** begin MATERIAL SHOWN **

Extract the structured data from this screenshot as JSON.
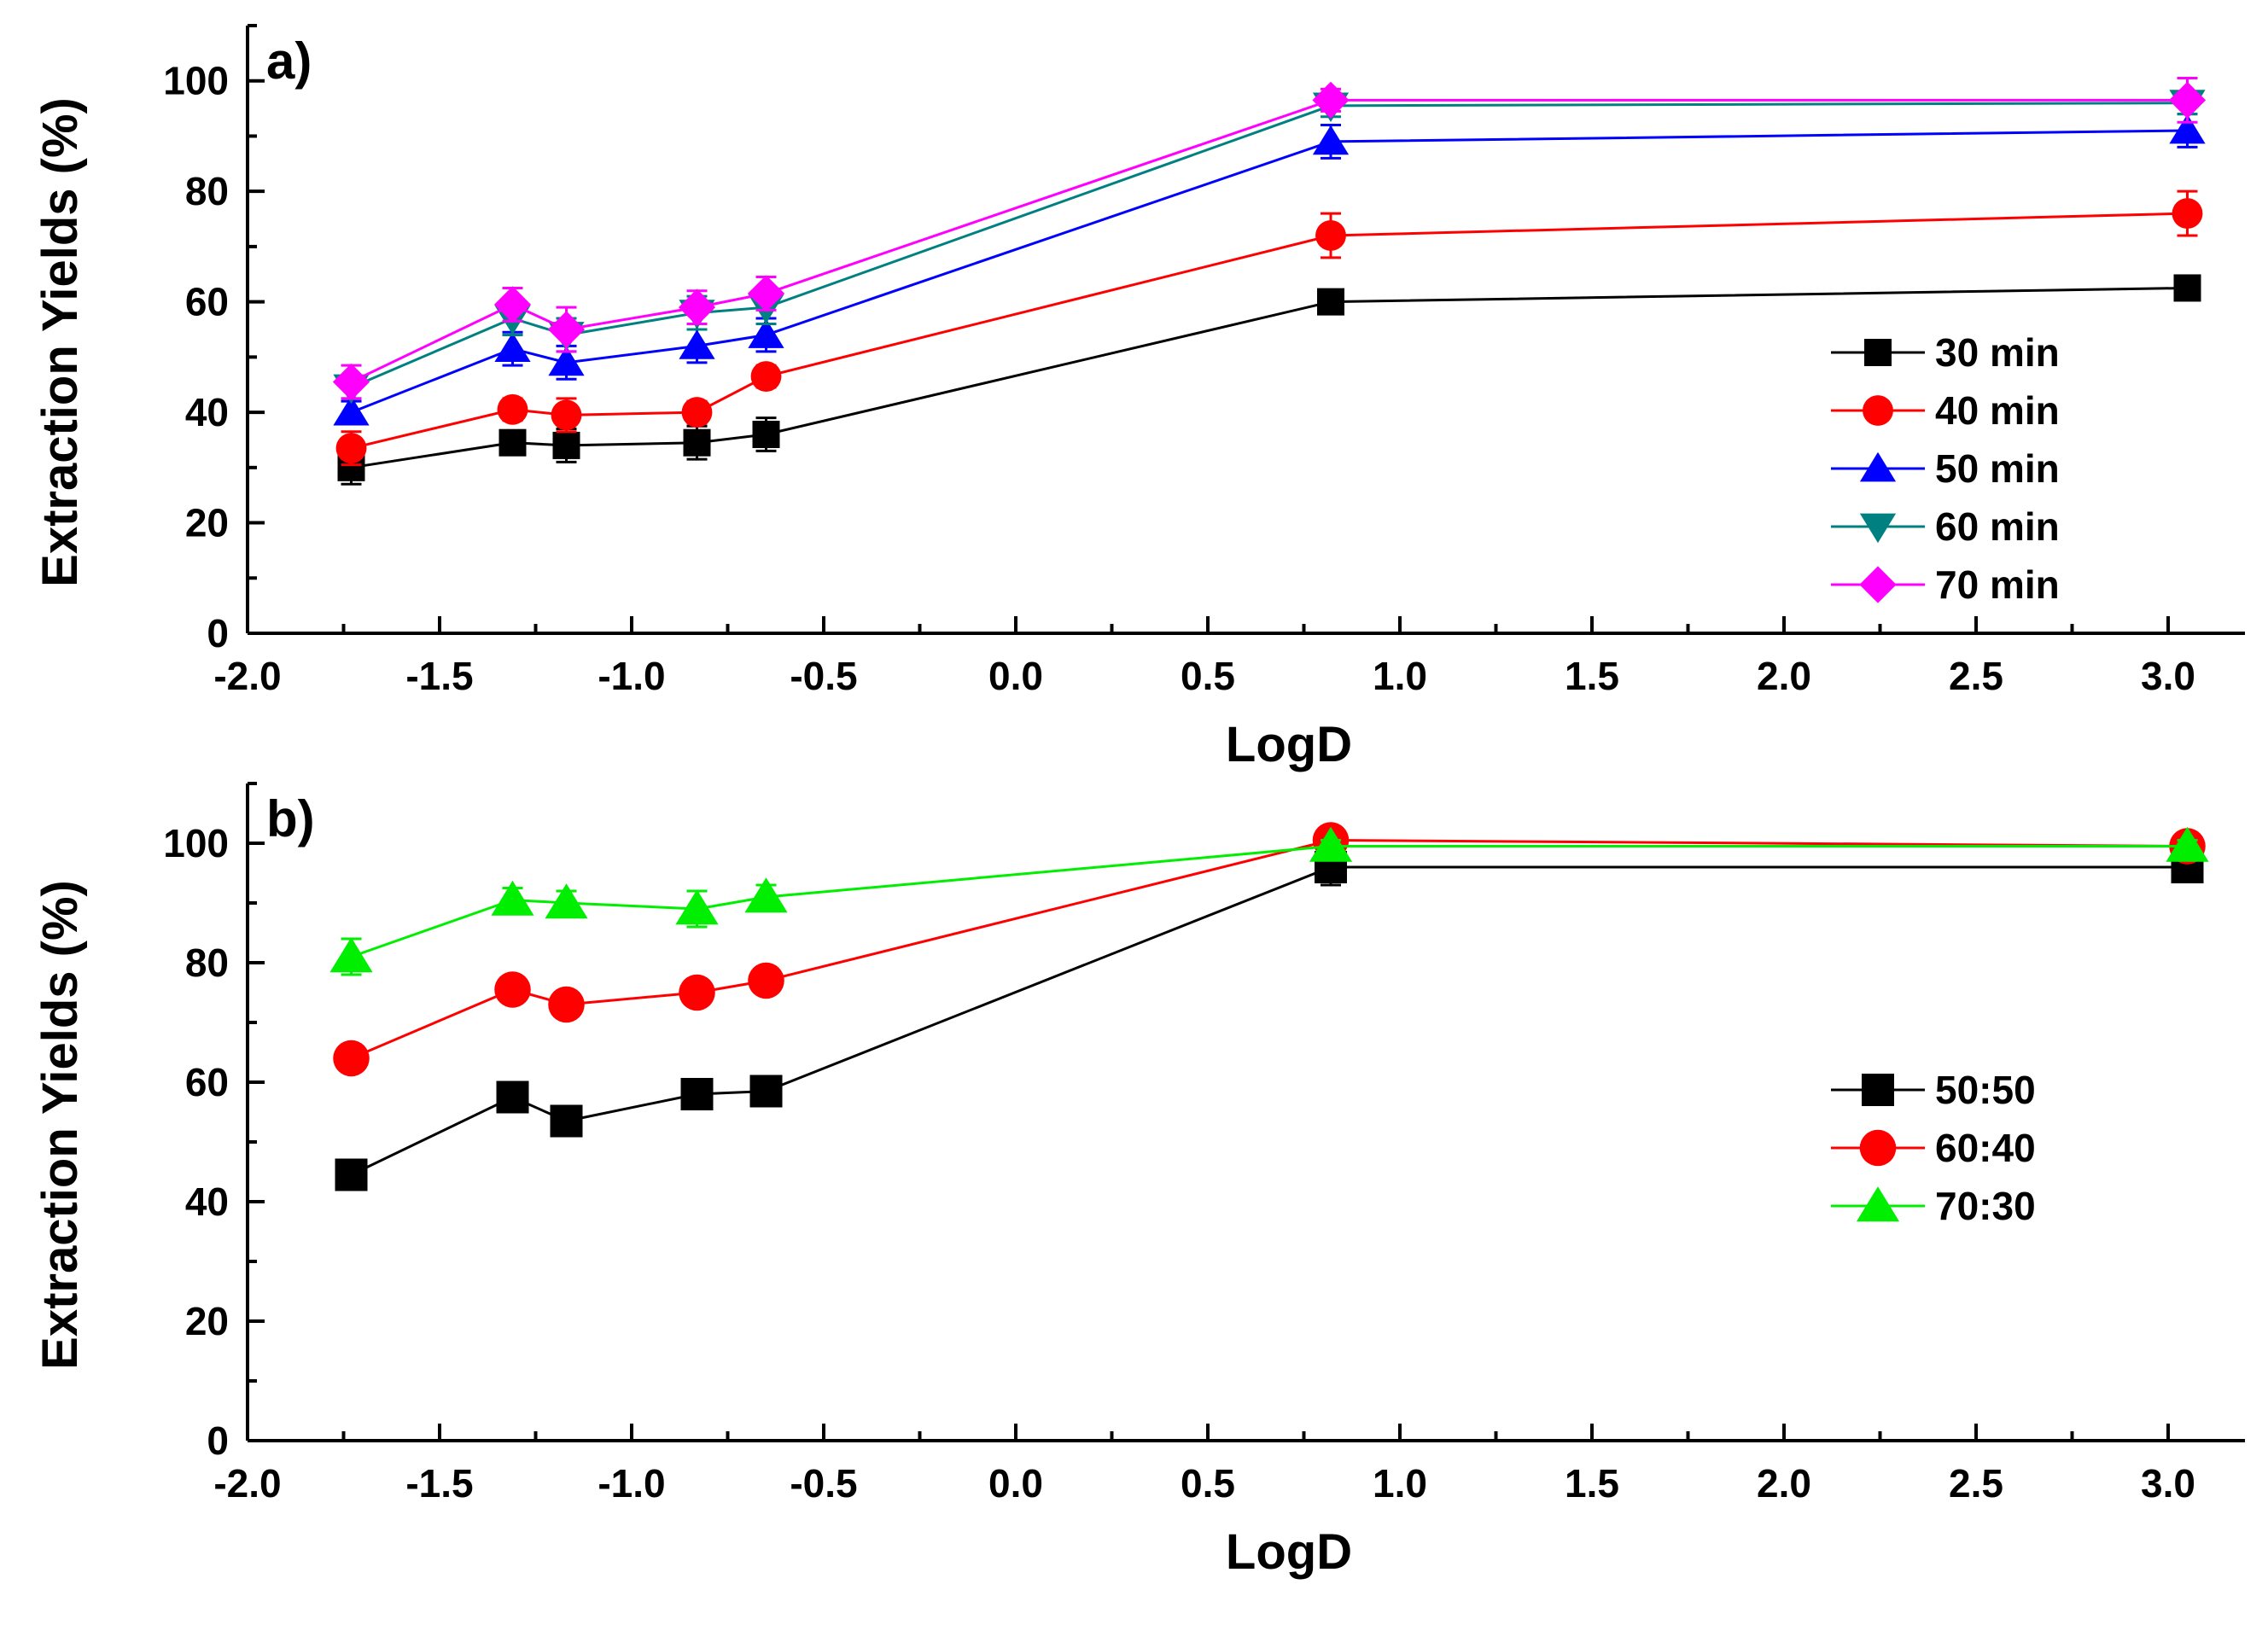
{
  "chart_data": [
    {
      "type": "line",
      "panel_label": "a)",
      "xlabel": "LogD",
      "ylabel": "Extraction Yields (%)",
      "xlim": [
        -2.0,
        3.2
      ],
      "ylim": [
        0,
        110
      ],
      "xticks": [
        -2.0,
        -1.5,
        -1.0,
        -0.5,
        0.0,
        0.5,
        1.0,
        1.5,
        2.0,
        2.5,
        3.0
      ],
      "xtick_labels": [
        "-2.0",
        "-1.5",
        "-1.0",
        "-0.5",
        "0.0",
        "0.5",
        "1.0",
        "1.5",
        "2.0",
        "2.5",
        "3.0"
      ],
      "yticks": [
        0,
        20,
        40,
        60,
        80,
        100
      ],
      "ytick_labels": [
        "0",
        "20",
        "40",
        "60",
        "80",
        "100"
      ],
      "grid": false,
      "legend_position": "right",
      "x": [
        -1.73,
        -1.31,
        -1.17,
        -0.83,
        -0.65,
        0.82,
        3.05
      ],
      "series": [
        {
          "name": "30 min",
          "color": "#000000",
          "marker": "square",
          "values": [
            30,
            34.5,
            34,
            34.5,
            36,
            60,
            62.5
          ],
          "errors": [
            3,
            2,
            3,
            3,
            3,
            1.5,
            2
          ]
        },
        {
          "name": "40 min",
          "color": "#ff0000",
          "marker": "circle",
          "values": [
            33.5,
            40.5,
            39.5,
            40,
            46.5,
            72,
            76
          ],
          "errors": [
            3,
            2,
            3,
            2,
            2,
            4,
            4
          ]
        },
        {
          "name": "50 min",
          "color": "#0000ff",
          "marker": "triangle-up",
          "values": [
            40,
            51.5,
            49,
            52,
            54,
            89,
            91
          ],
          "errors": [
            2,
            3,
            3,
            3,
            3,
            3,
            3
          ]
        },
        {
          "name": "60 min",
          "color": "#008080",
          "marker": "triangle-down",
          "values": [
            44.5,
            57,
            54,
            58,
            59,
            95.5,
            96
          ],
          "errors": [
            2,
            3,
            3,
            3,
            3,
            2,
            2
          ]
        },
        {
          "name": "70 min",
          "color": "#ff00ff",
          "marker": "diamond",
          "values": [
            45.5,
            59.5,
            55,
            59,
            61.5,
            96.5,
            96.5
          ],
          "errors": [
            3,
            3,
            4,
            3,
            3,
            2,
            4
          ]
        }
      ]
    },
    {
      "type": "line",
      "panel_label": "b)",
      "xlabel": "LogD",
      "ylabel": "Extraction Yields (%)",
      "xlim": [
        -2.0,
        3.2
      ],
      "ylim": [
        0,
        110
      ],
      "xticks": [
        -2.0,
        -1.5,
        -1.0,
        -0.5,
        0.0,
        0.5,
        1.0,
        1.5,
        2.0,
        2.5,
        3.0
      ],
      "xtick_labels": [
        "-2.0",
        "-1.5",
        "-1.0",
        "-0.5",
        "0.0",
        "0.5",
        "1.0",
        "1.5",
        "2.0",
        "2.5",
        "3.0"
      ],
      "yticks": [
        0,
        20,
        40,
        60,
        80,
        100
      ],
      "ytick_labels": [
        "0",
        "20",
        "40",
        "60",
        "80",
        "100"
      ],
      "grid": false,
      "legend_position": "right",
      "x": [
        -1.73,
        -1.31,
        -1.17,
        -0.83,
        -0.65,
        0.82,
        3.05
      ],
      "series": [
        {
          "name": "50:50",
          "color": "#000000",
          "marker": "square",
          "values": [
            44.5,
            57.5,
            53.5,
            58,
            58.5,
            96,
            96
          ],
          "errors": [
            1,
            1,
            1,
            1,
            1,
            3,
            2
          ]
        },
        {
          "name": "60:40",
          "color": "#ff0000",
          "marker": "circle",
          "values": [
            64,
            75.5,
            73,
            75,
            77,
            100.5,
            99.5
          ],
          "errors": [
            1,
            1,
            1,
            2,
            1,
            1,
            1
          ]
        },
        {
          "name": "70:30",
          "color": "#00ee00",
          "marker": "triangle-up",
          "values": [
            81,
            90.5,
            90,
            89,
            91,
            99.5,
            99.5
          ],
          "errors": [
            3,
            2,
            2,
            3,
            2,
            1,
            1
          ]
        }
      ]
    }
  ]
}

** end MATERIAL SHOWN **

STATED EXERCISE: Reproduce each entry precisely, dropping only the pictures.

WRITTEN RESPONSE:
Extract the structured data from this screenshot as JSON.
{
  "chart_data": [
    {
      "type": "line",
      "panel_label": "a)",
      "xlabel": "LogD",
      "ylabel": "Extraction Yields (%)",
      "xlim": [
        -2.0,
        3.2
      ],
      "ylim": [
        0,
        110
      ],
      "xticks": [
        -2.0,
        -1.5,
        -1.0,
        -0.5,
        0.0,
        0.5,
        1.0,
        1.5,
        2.0,
        2.5,
        3.0
      ],
      "xtick_labels": [
        "-2.0",
        "-1.5",
        "-1.0",
        "-0.5",
        "0.0",
        "0.5",
        "1.0",
        "1.5",
        "2.0",
        "2.5",
        "3.0"
      ],
      "yticks": [
        0,
        20,
        40,
        60,
        80,
        100
      ],
      "ytick_labels": [
        "0",
        "20",
        "40",
        "60",
        "80",
        "100"
      ],
      "grid": false,
      "legend_position": "right",
      "x": [
        -1.73,
        -1.31,
        -1.17,
        -0.83,
        -0.65,
        0.82,
        3.05
      ],
      "series": [
        {
          "name": "30 min",
          "color": "#000000",
          "marker": "square",
          "values": [
            30,
            34.5,
            34,
            34.5,
            36,
            60,
            62.5
          ],
          "errors": [
            3,
            2,
            3,
            3,
            3,
            1.5,
            2
          ]
        },
        {
          "name": "40 min",
          "color": "#ff0000",
          "marker": "circle",
          "values": [
            33.5,
            40.5,
            39.5,
            40,
            46.5,
            72,
            76
          ],
          "errors": [
            3,
            2,
            3,
            2,
            2,
            4,
            4
          ]
        },
        {
          "name": "50 min",
          "color": "#0000ff",
          "marker": "triangle-up",
          "values": [
            40,
            51.5,
            49,
            52,
            54,
            89,
            91
          ],
          "errors": [
            2,
            3,
            3,
            3,
            3,
            3,
            3
          ]
        },
        {
          "name": "60 min",
          "color": "#008080",
          "marker": "triangle-down",
          "values": [
            44.5,
            57,
            54,
            58,
            59,
            95.5,
            96
          ],
          "errors": [
            2,
            3,
            3,
            3,
            3,
            2,
            2
          ]
        },
        {
          "name": "70 min",
          "color": "#ff00ff",
          "marker": "diamond",
          "values": [
            45.5,
            59.5,
            55,
            59,
            61.5,
            96.5,
            96.5
          ],
          "errors": [
            3,
            3,
            4,
            3,
            3,
            2,
            4
          ]
        }
      ]
    },
    {
      "type": "line",
      "panel_label": "b)",
      "xlabel": "LogD",
      "ylabel": "Extraction Yields (%)",
      "xlim": [
        -2.0,
        3.2
      ],
      "ylim": [
        0,
        110
      ],
      "xticks": [
        -2.0,
        -1.5,
        -1.0,
        -0.5,
        0.0,
        0.5,
        1.0,
        1.5,
        2.0,
        2.5,
        3.0
      ],
      "xtick_labels": [
        "-2.0",
        "-1.5",
        "-1.0",
        "-0.5",
        "0.0",
        "0.5",
        "1.0",
        "1.5",
        "2.0",
        "2.5",
        "3.0"
      ],
      "yticks": [
        0,
        20,
        40,
        60,
        80,
        100
      ],
      "ytick_labels": [
        "0",
        "20",
        "40",
        "60",
        "80",
        "100"
      ],
      "grid": false,
      "legend_position": "right",
      "x": [
        -1.73,
        -1.31,
        -1.17,
        -0.83,
        -0.65,
        0.82,
        3.05
      ],
      "series": [
        {
          "name": "50:50",
          "color": "#000000",
          "marker": "square",
          "values": [
            44.5,
            57.5,
            53.5,
            58,
            58.5,
            96,
            96
          ],
          "errors": [
            1,
            1,
            1,
            1,
            1,
            3,
            2
          ]
        },
        {
          "name": "60:40",
          "color": "#ff0000",
          "marker": "circle",
          "values": [
            64,
            75.5,
            73,
            75,
            77,
            100.5,
            99.5
          ],
          "errors": [
            1,
            1,
            1,
            2,
            1,
            1,
            1
          ]
        },
        {
          "name": "70:30",
          "color": "#00ee00",
          "marker": "triangle-up",
          "values": [
            81,
            90.5,
            90,
            89,
            91,
            99.5,
            99.5
          ],
          "errors": [
            3,
            2,
            2,
            3,
            2,
            1,
            1
          ]
        }
      ]
    }
  ]
}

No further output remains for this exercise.